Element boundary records
++++++

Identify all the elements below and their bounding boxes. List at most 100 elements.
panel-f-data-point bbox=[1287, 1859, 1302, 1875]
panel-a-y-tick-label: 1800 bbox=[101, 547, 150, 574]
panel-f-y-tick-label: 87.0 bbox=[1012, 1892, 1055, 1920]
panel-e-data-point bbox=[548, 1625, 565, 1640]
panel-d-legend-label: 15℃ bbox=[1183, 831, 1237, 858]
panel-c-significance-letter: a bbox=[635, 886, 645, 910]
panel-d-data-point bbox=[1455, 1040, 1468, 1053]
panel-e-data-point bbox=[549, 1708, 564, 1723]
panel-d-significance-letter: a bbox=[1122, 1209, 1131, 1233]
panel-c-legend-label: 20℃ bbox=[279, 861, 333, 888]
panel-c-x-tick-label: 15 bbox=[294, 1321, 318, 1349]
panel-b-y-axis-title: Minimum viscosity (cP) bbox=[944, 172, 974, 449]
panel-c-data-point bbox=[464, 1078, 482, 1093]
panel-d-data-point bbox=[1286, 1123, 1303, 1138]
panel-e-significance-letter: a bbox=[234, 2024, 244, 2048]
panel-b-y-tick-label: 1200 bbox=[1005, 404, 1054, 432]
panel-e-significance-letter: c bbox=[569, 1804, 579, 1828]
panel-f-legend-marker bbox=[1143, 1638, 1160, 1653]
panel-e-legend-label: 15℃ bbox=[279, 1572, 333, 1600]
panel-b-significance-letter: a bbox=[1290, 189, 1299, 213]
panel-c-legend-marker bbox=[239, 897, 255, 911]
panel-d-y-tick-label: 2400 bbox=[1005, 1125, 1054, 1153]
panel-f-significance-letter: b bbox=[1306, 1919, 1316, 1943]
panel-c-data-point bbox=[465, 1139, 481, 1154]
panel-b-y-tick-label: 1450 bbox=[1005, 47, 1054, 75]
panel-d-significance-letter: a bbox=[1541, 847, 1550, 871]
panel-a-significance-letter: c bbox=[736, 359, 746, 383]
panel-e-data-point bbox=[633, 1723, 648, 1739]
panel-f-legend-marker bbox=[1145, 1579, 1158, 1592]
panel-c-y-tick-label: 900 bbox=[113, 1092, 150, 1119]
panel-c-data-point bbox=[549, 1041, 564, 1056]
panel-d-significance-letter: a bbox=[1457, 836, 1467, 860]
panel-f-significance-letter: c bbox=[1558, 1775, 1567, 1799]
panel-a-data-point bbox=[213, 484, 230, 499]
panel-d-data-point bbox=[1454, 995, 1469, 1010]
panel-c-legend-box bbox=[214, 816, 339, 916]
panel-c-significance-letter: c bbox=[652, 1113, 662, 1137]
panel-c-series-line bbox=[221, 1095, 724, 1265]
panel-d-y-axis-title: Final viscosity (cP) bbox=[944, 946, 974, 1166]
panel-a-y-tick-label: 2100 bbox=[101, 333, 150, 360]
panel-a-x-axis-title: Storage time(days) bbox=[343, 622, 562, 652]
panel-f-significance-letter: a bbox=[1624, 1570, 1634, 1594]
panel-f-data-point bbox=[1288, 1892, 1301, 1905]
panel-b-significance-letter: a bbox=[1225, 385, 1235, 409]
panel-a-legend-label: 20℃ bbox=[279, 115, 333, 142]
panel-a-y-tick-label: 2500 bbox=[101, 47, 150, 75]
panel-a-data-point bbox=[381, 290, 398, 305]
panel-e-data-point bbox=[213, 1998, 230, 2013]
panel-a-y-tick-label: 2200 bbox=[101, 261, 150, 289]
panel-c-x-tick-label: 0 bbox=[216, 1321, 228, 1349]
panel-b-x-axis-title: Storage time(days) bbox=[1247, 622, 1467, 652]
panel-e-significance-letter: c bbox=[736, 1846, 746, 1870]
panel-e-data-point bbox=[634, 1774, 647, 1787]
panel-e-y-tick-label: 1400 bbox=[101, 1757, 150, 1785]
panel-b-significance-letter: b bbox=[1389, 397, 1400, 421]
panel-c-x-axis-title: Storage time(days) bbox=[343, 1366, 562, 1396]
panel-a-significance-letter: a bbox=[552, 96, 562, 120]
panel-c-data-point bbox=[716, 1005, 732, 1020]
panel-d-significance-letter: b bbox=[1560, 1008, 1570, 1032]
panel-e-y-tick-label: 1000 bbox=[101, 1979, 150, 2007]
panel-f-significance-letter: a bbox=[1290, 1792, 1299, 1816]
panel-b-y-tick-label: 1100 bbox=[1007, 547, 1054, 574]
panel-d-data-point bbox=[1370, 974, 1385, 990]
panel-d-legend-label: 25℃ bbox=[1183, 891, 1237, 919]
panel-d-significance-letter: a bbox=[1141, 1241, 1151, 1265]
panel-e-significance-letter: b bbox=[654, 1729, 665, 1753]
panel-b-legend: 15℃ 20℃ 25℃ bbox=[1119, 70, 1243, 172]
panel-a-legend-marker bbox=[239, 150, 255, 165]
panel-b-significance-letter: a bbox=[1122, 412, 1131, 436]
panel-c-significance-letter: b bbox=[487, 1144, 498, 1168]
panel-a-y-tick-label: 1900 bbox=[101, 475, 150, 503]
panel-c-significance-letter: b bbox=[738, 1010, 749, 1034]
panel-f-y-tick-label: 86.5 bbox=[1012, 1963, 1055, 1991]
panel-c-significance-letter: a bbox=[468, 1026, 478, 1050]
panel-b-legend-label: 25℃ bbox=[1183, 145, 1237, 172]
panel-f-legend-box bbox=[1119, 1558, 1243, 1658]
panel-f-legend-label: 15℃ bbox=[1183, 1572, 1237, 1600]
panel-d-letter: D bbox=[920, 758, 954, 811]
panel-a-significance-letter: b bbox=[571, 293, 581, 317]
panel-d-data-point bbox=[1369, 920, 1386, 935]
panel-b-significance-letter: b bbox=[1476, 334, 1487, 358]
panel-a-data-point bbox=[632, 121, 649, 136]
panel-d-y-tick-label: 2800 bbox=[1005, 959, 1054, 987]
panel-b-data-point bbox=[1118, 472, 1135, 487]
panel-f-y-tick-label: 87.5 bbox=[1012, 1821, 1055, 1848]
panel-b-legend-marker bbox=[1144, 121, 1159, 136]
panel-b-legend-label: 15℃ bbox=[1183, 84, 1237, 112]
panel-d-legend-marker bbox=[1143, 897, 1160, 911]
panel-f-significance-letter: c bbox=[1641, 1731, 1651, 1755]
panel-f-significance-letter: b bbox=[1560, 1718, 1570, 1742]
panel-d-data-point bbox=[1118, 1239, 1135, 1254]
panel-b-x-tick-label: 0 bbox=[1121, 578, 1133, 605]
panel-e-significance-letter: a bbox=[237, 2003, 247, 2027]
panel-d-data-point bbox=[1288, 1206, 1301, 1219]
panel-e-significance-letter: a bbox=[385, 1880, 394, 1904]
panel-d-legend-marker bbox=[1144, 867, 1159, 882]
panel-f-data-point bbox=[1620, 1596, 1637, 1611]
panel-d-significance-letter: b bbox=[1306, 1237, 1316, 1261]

++++++

- [WHAT YOU ARE ASKED TO DO]:
Tally the lines of the entries above that contain the string "marker", and give only the number.

- [EXPECTED ANSWER]:
7